#### [PROBLEM TO WORK ON]
Using the records below, locate all lines containing "data" and return them.

#### [THE RECORDS]

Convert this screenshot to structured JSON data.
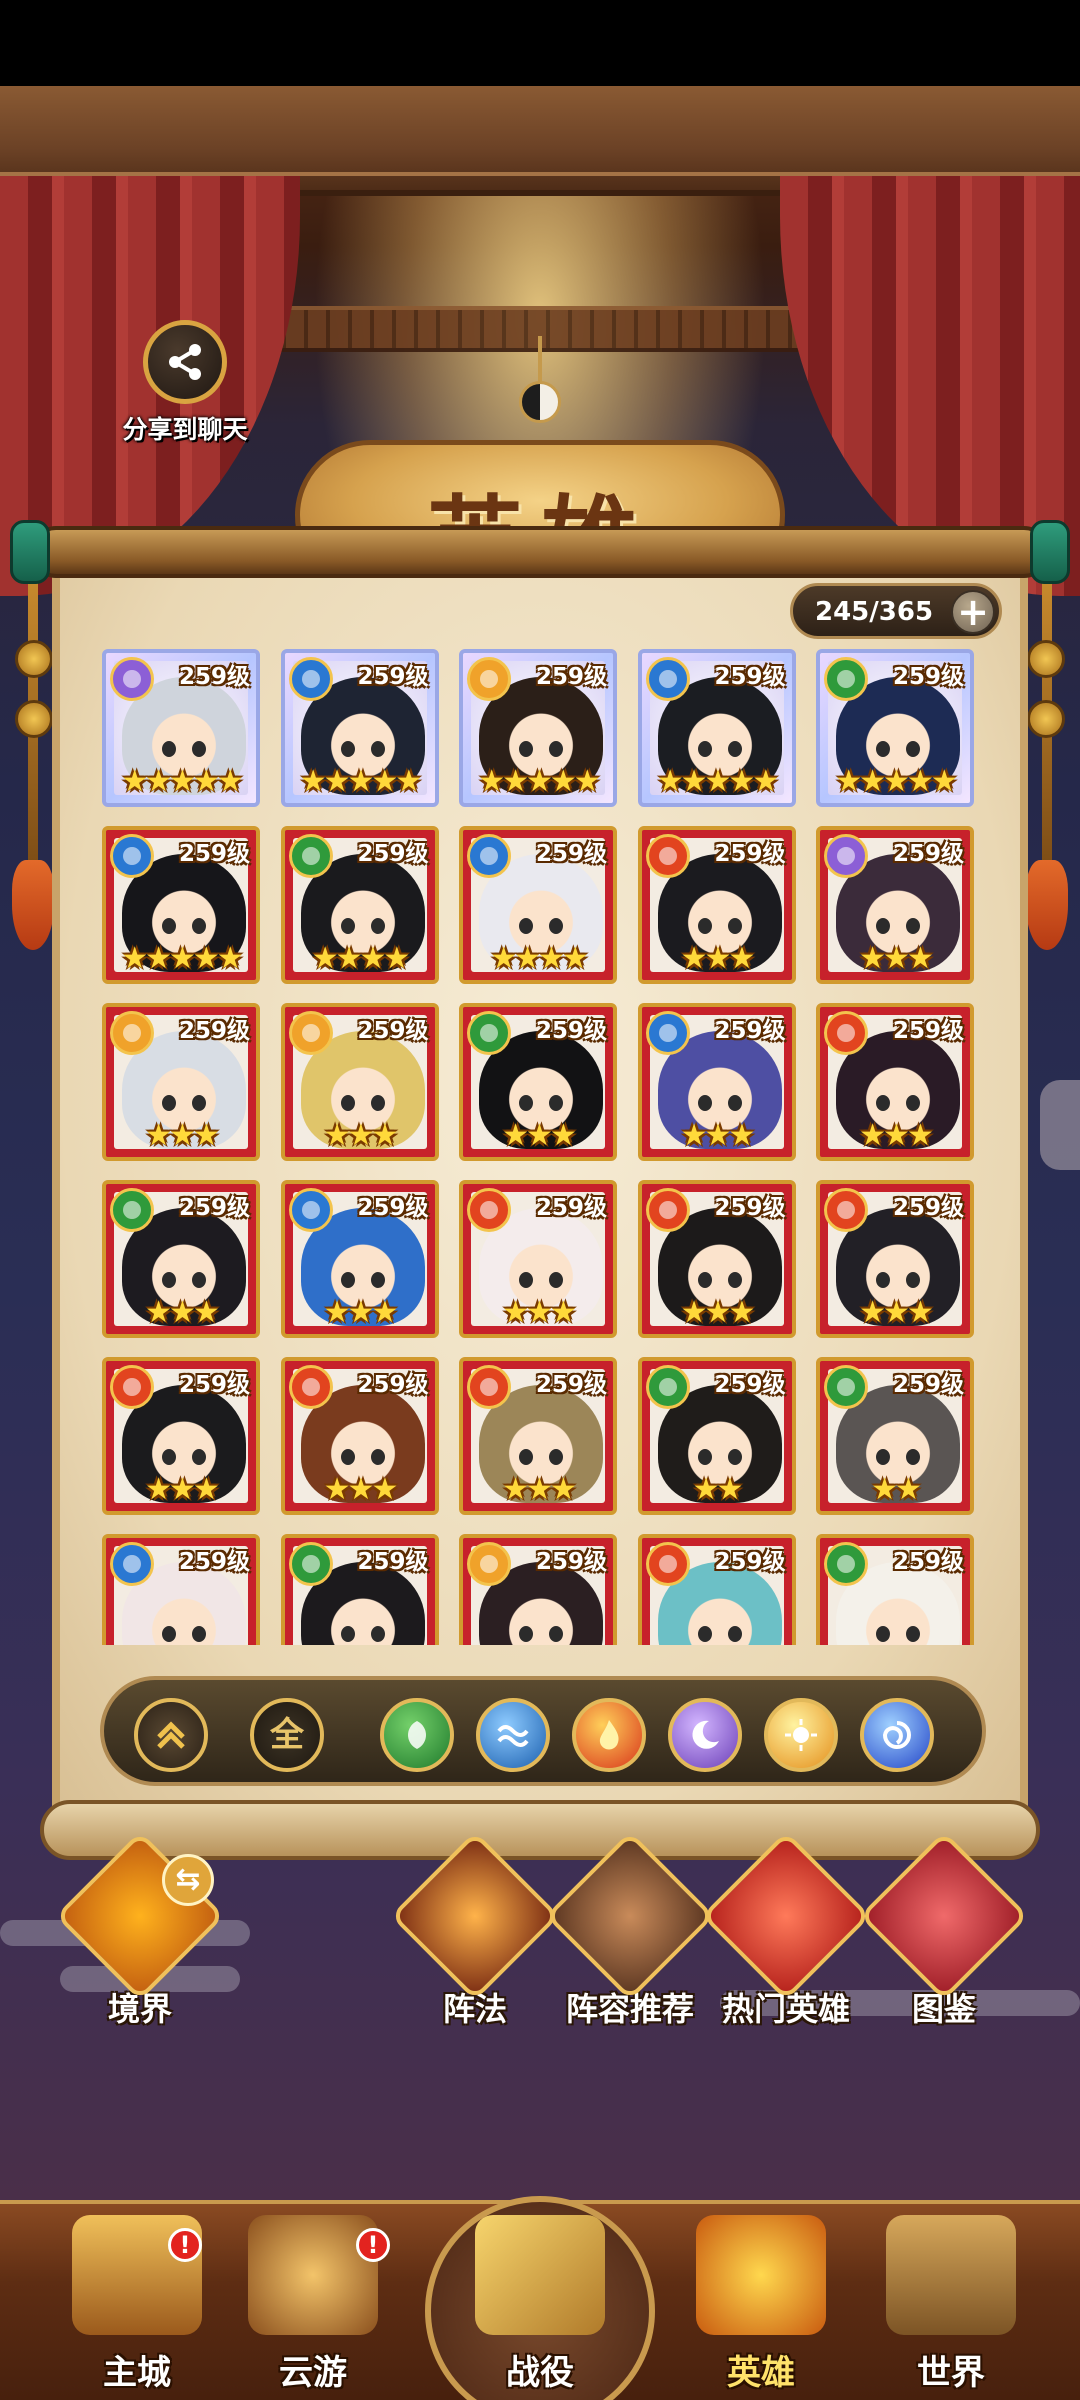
{
  "share": {
    "label": "分享到聊天",
    "icon": "share-icon"
  },
  "title": "英雄",
  "hero_count": {
    "text": "245/365",
    "plus": "+"
  },
  "hero_grid": {
    "level_text": "259级",
    "cards": [
      {
        "frame": "purple",
        "element": "dark",
        "stars": "★★★★★",
        "hair": "#cfd4dc"
      },
      {
        "frame": "purple",
        "element": "water",
        "stars": "★★★★★",
        "hair": "#1e2433"
      },
      {
        "frame": "purple",
        "element": "light",
        "stars": "★★★★★",
        "hair": "#2b1f18"
      },
      {
        "frame": "purple",
        "element": "water",
        "stars": "★★★★★",
        "hair": "#1b1d22"
      },
      {
        "frame": "purple",
        "element": "wood",
        "stars": "★★★★★",
        "hair": "#1d2b54"
      },
      {
        "frame": "red",
        "element": "water",
        "stars": "★★★★★",
        "hair": "#16161a"
      },
      {
        "frame": "red",
        "element": "wood",
        "stars": "★★★★",
        "hair": "#1a1a1d"
      },
      {
        "frame": "red",
        "element": "water",
        "stars": "★★★★",
        "hair": "#e9e9ef"
      },
      {
        "frame": "red",
        "element": "fire",
        "stars": "★★★",
        "hair": "#1b1b1f"
      },
      {
        "frame": "red",
        "element": "dark",
        "stars": "★★★",
        "hair": "#3b2b3a"
      },
      {
        "frame": "red",
        "element": "light",
        "stars": "★★★",
        "hair": "#d8dde4"
      },
      {
        "frame": "red",
        "element": "light",
        "stars": "★★★",
        "hair": "#e0c56a"
      },
      {
        "frame": "red",
        "element": "wood",
        "stars": "★★★",
        "hair": "#121214"
      },
      {
        "frame": "red",
        "element": "water",
        "stars": "★★★",
        "hair": "#4e4fa3"
      },
      {
        "frame": "red",
        "element": "fire",
        "stars": "★★★",
        "hair": "#2a1b26"
      },
      {
        "frame": "red",
        "element": "wood",
        "stars": "★★★",
        "hair": "#1d1b20"
      },
      {
        "frame": "red",
        "element": "water",
        "stars": "★★★",
        "hair": "#2f6fc9"
      },
      {
        "frame": "red",
        "element": "fire",
        "stars": "★★★",
        "hair": "#f4ecec"
      },
      {
        "frame": "red",
        "element": "fire",
        "stars": "★★★",
        "hair": "#1c1a1a"
      },
      {
        "frame": "red",
        "element": "fire",
        "stars": "★★★",
        "hair": "#222026"
      },
      {
        "frame": "red",
        "element": "fire",
        "stars": "★★★",
        "hair": "#1b1b1d"
      },
      {
        "frame": "red",
        "element": "fire",
        "stars": "★★★",
        "hair": "#7a3b1e"
      },
      {
        "frame": "red",
        "element": "fire",
        "stars": "★★★",
        "hair": "#9c8658"
      },
      {
        "frame": "red",
        "element": "wood",
        "stars": "★★",
        "hair": "#1f1c1a"
      },
      {
        "frame": "red",
        "element": "wood",
        "stars": "★★",
        "hair": "#5a5553"
      },
      {
        "frame": "red",
        "element": "water",
        "stars": "",
        "hair": "#f1e6e6"
      },
      {
        "frame": "red",
        "element": "wood",
        "stars": "",
        "hair": "#1c1a1d"
      },
      {
        "frame": "red",
        "element": "light",
        "stars": "",
        "hair": "#2b1f22"
      },
      {
        "frame": "red",
        "element": "fire",
        "stars": "",
        "hair": "#6cc0c6"
      },
      {
        "frame": "red",
        "element": "wood",
        "stars": "",
        "hair": "#f4f1ea"
      }
    ]
  },
  "filters": {
    "all_label": "全",
    "element_colors": {
      "wood": "#2f9a3b",
      "water": "#2a78d2",
      "fire": "#e2441f",
      "dark": "#8c5fd6",
      "light": "#f0a22a"
    }
  },
  "features": {
    "realm": "境界",
    "formation": "阵法",
    "lineup": "阵容推荐",
    "hot_heroes": "热门英雄",
    "codex": "图鉴"
  },
  "nav": {
    "main_city": "主城",
    "travel": "云游",
    "battle": "战役",
    "heroes": "英雄",
    "world": "世界",
    "badge": "!"
  }
}
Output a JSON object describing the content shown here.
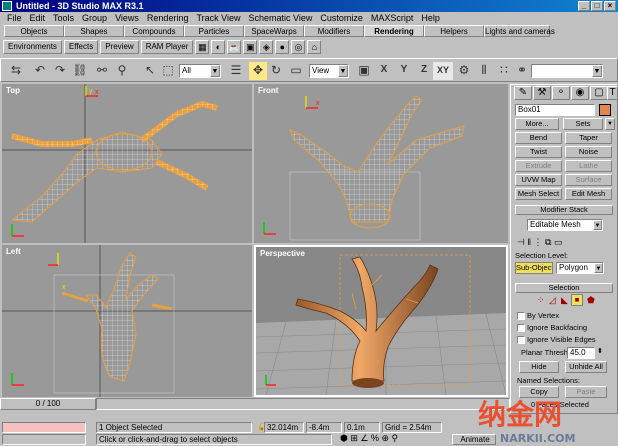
{
  "window": {
    "title": "Untitled - 3D Studio MAX R3.1"
  },
  "menu": [
    "File",
    "Edit",
    "Tools",
    "Group",
    "Views",
    "Rendering",
    "Track View",
    "Schematic View",
    "Customize",
    "MAXScript",
    "Help"
  ],
  "tab_panel": {
    "tabs": [
      "Objects",
      "Shapes",
      "Compounds",
      "Particles",
      "SpaceWarps",
      "Modifiers",
      "Rendering",
      "Helpers",
      "Lights and cameras"
    ],
    "active_tab": "Rendering",
    "buttons": [
      "Environments",
      "Effects",
      "Preview",
      "RAM Player"
    ]
  },
  "toolbar": {
    "selection_filter": "All",
    "reference_coord": "View",
    "axis_labels": [
      "X",
      "Y",
      "Z",
      "XY"
    ]
  },
  "viewports": {
    "top": "Top",
    "front": "Front",
    "left": "Left",
    "perspective": "Perspective"
  },
  "command_panel": {
    "object_name": "Box01",
    "object_color": "#e08850",
    "more_button": "More...",
    "sets_button": "Sets",
    "modifier_buttons": [
      "Bend",
      "Taper",
      "Twist",
      "Noise",
      "Extrude",
      "Lathe",
      "UVW Map",
      "Surface",
      "Mesh Select",
      "Edit Mesh"
    ],
    "disabled_modifiers": [
      "Extrude",
      "Lathe",
      "Surface"
    ],
    "modifier_stack_title": "Modifier Stack",
    "modifier_stack_value": "Editable Mesh",
    "selection_level_label": "Selection Level:",
    "sub_object_button": "Sub-Object",
    "sub_object_level": "Polygon",
    "selection_rollout_title": "Selection",
    "by_vertex": "By Vertex",
    "ignore_backfacing": "Ignore Backfacing",
    "ignore_visible_edges": "Ignore Visible Edges",
    "planar_thresh_label": "Planar Thresh:",
    "planar_thresh_value": "45.0",
    "hide_button": "Hide",
    "unhide_all_button": "Unhide All",
    "named_selections_label": "Named Selections:",
    "copy_button": "Copy",
    "paste_button": "Paste",
    "faces_selected": "0 Faces Selected"
  },
  "status": {
    "time_slider": "0 / 100",
    "selection_info": "1 Object Selected",
    "prompt": "Click or click-and-drag to select objects",
    "x_coord": "32.014m",
    "y_coord": "-8.4m",
    "z_coord": "0.1m",
    "grid": "Grid = 2.54m",
    "animate": "Animate"
  },
  "watermark": {
    "text": "纳金网",
    "url": "NARKII.COM"
  },
  "colors": {
    "viewport_bg": "#999999",
    "wire_color": "#ffffff",
    "selection_color": "#e8a040",
    "title_gradient_start": "#000080"
  }
}
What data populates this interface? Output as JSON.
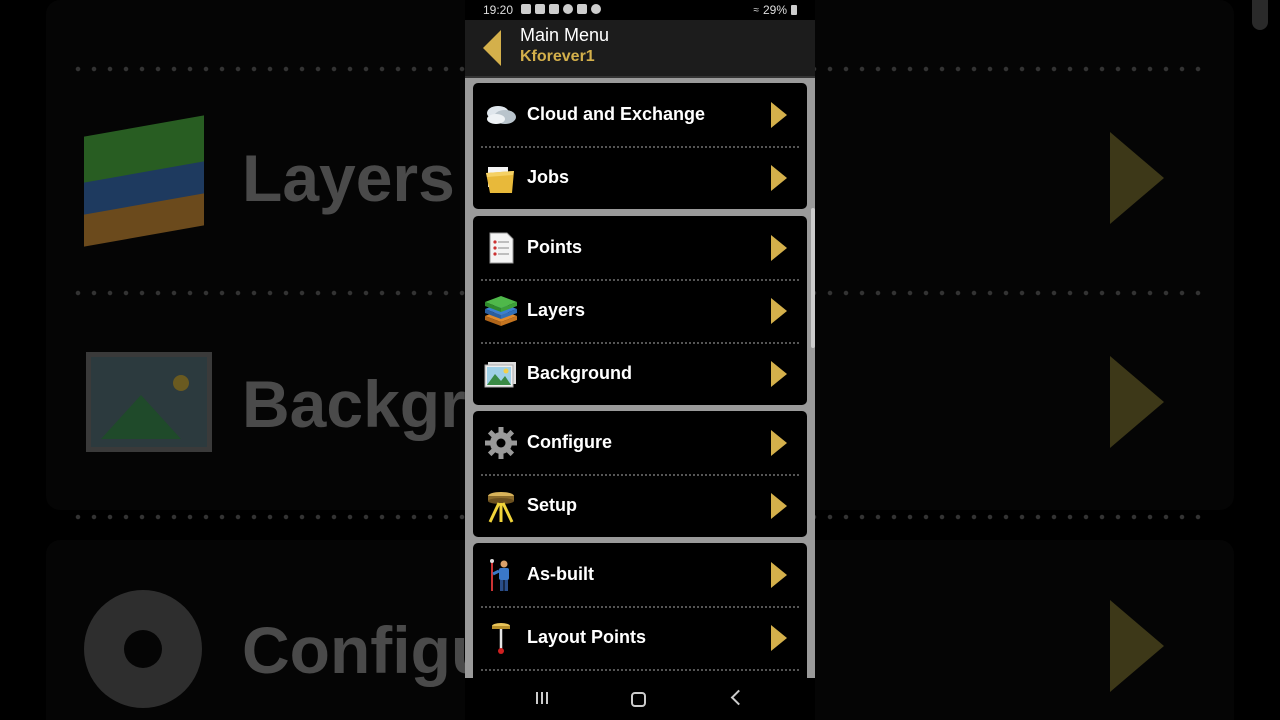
{
  "status_bar": {
    "time": "19:20",
    "battery": "29%"
  },
  "header": {
    "title": "Main Menu",
    "subtitle": "Kforever1"
  },
  "menu_groups": [
    {
      "items": [
        {
          "label": "Cloud and Exchange",
          "icon": "cloud-icon"
        },
        {
          "label": "Jobs",
          "icon": "folder-icon"
        }
      ]
    },
    {
      "items": [
        {
          "label": "Points",
          "icon": "points-document-icon"
        },
        {
          "label": "Layers",
          "icon": "layers-icon"
        },
        {
          "label": "Background",
          "icon": "landscape-image-icon"
        }
      ]
    },
    {
      "items": [
        {
          "label": "Configure",
          "icon": "gear-icon"
        },
        {
          "label": "Setup",
          "icon": "tripod-icon"
        }
      ]
    },
    {
      "items": [
        {
          "label": "As-built",
          "icon": "surveyor-icon"
        },
        {
          "label": "Layout Points",
          "icon": "stake-icon"
        }
      ]
    }
  ],
  "background": {
    "labels": [
      "Layers",
      "Backgr",
      "Configu"
    ]
  },
  "colors": {
    "accent": "#d4b04b",
    "panel": "#000000",
    "list_bg": "#9a9a9a"
  }
}
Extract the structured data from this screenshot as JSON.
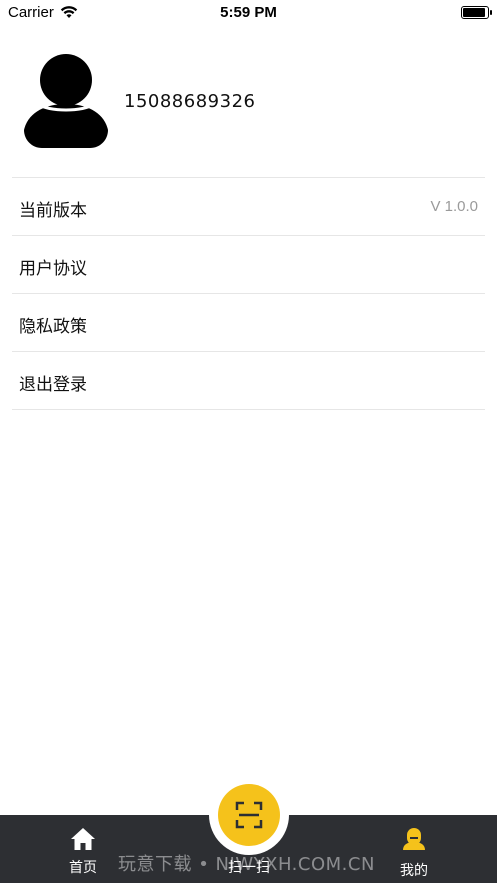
{
  "status_bar": {
    "carrier": "Carrier",
    "time": "5:59 PM"
  },
  "profile": {
    "phone": "15088689326"
  },
  "menu": {
    "items": [
      {
        "label": "当前版本",
        "value": "V 1.0.0"
      },
      {
        "label": "用户协议"
      },
      {
        "label": "隐私政策"
      },
      {
        "label": "退出登录"
      }
    ]
  },
  "tabbar": {
    "home": {
      "label": "首页",
      "icon": "home-icon"
    },
    "scan": {
      "label": "扫一扫",
      "icon": "scan-icon"
    },
    "mine": {
      "label": "我的",
      "icon": "user-icon"
    },
    "accent_color": "#f5c21b",
    "background_color": "#2d2f33"
  },
  "watermark": "玩意下载 • NIWYXH.COM.CN"
}
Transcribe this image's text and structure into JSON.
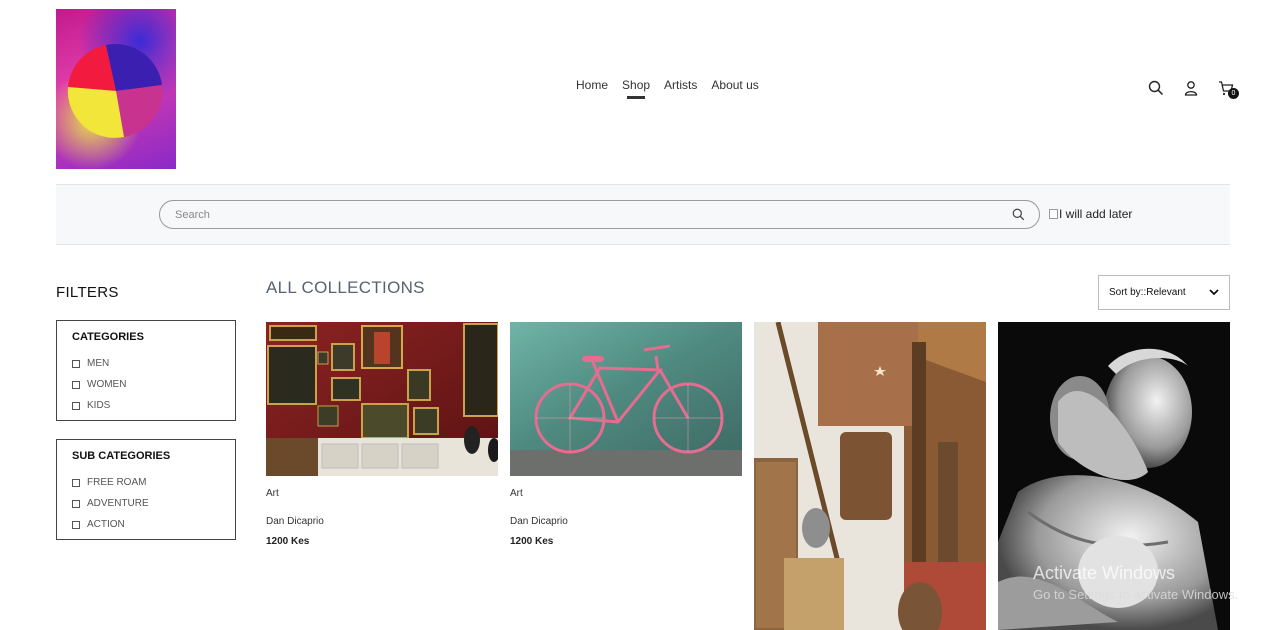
{
  "nav": {
    "items": [
      "Home",
      "Shop",
      "Artists",
      "About us"
    ],
    "active": "Shop"
  },
  "header": {
    "cart_count": "0"
  },
  "search": {
    "placeholder": "Search",
    "side_image_alt": "I will add later"
  },
  "filters": {
    "title": "FILTERS",
    "categories": {
      "title": "CATEGORIES",
      "items": [
        "MEN",
        "WOMEN",
        "KIDS"
      ]
    },
    "sub_categories": {
      "title": "SUB CATEGORIES",
      "items": [
        "FREE ROAM",
        "ADVENTURE",
        "ACTION"
      ]
    }
  },
  "collections": {
    "title": "ALL COLLECTIONS",
    "sort_label": "Sort by::Relevant",
    "products": [
      {
        "category": "Art",
        "artist": "Dan Dicaprio",
        "price": "1200 Kes",
        "image": "gallery-wall-painting"
      },
      {
        "category": "Art",
        "artist": "Dan Dicaprio",
        "price": "1200 Kes",
        "image": "pink-bicycle"
      },
      {
        "image": "turkish-antiques-wall"
      },
      {
        "image": "marble-statue"
      }
    ]
  },
  "watermark": {
    "line1": "Activate Windows",
    "line2": "Go to Settings to activate Windows."
  },
  "colors": {
    "accent": "#333333",
    "band": "#f7f8fa",
    "title_gray": "#5a6270"
  }
}
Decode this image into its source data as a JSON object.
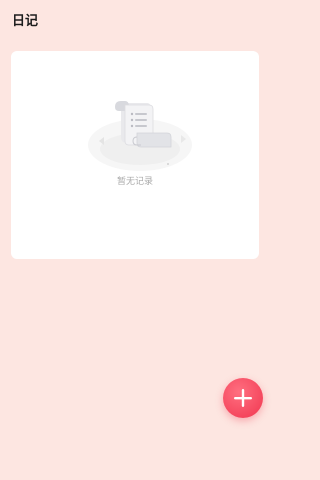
{
  "header": {
    "title": "日记"
  },
  "diary_list": {
    "entries": [],
    "empty_state": {
      "message": "暂无记录",
      "icon": "empty-scroll-icon"
    }
  },
  "fab": {
    "icon": "plus-icon",
    "color": "#f5475e"
  },
  "colors": {
    "background": "#fde6e1",
    "card": "#ffffff",
    "empty_text": "#a9a9a9"
  }
}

#### [TASK SOLUTION]
Convert this screenshot to structured JSON data.
What data populates this interface? Output as JSON.
Extract the structured data from this screenshot as JSON.
Decode this image into its source data as a JSON object.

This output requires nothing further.